▶ **DATA IN THIS EXERCISE**:
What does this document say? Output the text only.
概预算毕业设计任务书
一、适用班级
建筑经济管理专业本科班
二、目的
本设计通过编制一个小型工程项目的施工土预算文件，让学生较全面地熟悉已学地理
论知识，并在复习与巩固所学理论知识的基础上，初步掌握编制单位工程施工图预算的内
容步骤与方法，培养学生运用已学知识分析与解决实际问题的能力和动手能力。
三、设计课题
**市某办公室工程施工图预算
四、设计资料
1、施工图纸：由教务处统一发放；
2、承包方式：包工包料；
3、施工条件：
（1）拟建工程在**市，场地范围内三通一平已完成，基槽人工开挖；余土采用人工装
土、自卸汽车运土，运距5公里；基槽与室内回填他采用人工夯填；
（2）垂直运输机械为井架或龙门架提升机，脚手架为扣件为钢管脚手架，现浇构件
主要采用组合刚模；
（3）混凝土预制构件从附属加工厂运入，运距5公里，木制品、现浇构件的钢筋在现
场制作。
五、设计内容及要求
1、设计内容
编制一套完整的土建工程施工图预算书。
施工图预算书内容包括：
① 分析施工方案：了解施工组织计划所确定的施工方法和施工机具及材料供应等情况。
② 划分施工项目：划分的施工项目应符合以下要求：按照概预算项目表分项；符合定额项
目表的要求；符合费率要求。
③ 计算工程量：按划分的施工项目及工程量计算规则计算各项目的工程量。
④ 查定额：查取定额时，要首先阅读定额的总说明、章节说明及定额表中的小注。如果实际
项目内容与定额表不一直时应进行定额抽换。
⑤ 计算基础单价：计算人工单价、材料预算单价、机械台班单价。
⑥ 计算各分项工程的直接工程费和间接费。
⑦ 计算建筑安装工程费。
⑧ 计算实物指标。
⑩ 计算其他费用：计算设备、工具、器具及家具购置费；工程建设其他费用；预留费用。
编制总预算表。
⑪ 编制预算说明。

▶ **EXERCISE INSTRUCTIONS**:
Using the data above, reproduce every line exactly.

▶ **SOLUTION TO THIS EXERCISE**:
What does this document say? Output the text only.
概预算毕业设计任务书
一、适用班级
建筑经济管理专业本科班
二、目的
本设计通过编制一个小型工程项目的施工土预算文件，让学生较全面地熟悉已学地理
论知识，并在复习与巩固所学理论知识的基础上，初步掌握编制单位工程施工图预算的内
容步骤与方法，培养学生运用已学知识分析与解决实际问题的能力和动手能力。
三、设计课题
**市某办公室工程施工图预算
四、设计资料
1、施工图纸：由教务处统一发放；
2、承包方式：包工包料；
3、施工条件：
（1）拟建工程在**市，场地范围内三通一平已完成，基槽人工开挖；余土采用人工装
土、自卸汽车运土，运距5公里；基槽与室内回填他采用人工夯填；
（2）垂直运输机械为井架或龙门架提升机，脚手架为扣件为钢管脚手架，现浇构件
主要采用组合刚模；
（3）混凝土预制构件从附属加工厂运入，运距5公里，木制品、现浇构件的钢筋在现
场制作。
五、设计内容及要求
1、设计内容
编制一套完整的土建工程施工图预算书。
施工图预算书内容包括：
① 分析施工方案：了解施工组织计划所确定的施工方法和施工机具及材料供应等情况。
② 划分施工项目：划分的施工项目应符合以下要求：按照概预算项目表分项；符合定额项
目表的要求；符合费率要求。
③ 计算工程量：按划分的施工项目及工程量计算规则计算各项目的工程量。
④ 查定额：查取定额时，要首先阅读定额的总说明、章节说明及定额表中的小注。如果实际
项目内容与定额表不一直时应进行定额抽换。
⑤ 计算基础单价：计算人工单价、材料预算单价、机械台班单价。
⑥ 计算各分项工程的直接工程费和间接费。
⑦ 计算建筑安装工程费。
⑧ 计算实物指标。
⑩ 计算其他费用：计算设备、工具、器具及家具购置费；工程建设其他费用；预留费用。
编制总预算表。
⑪ 编制预算说明。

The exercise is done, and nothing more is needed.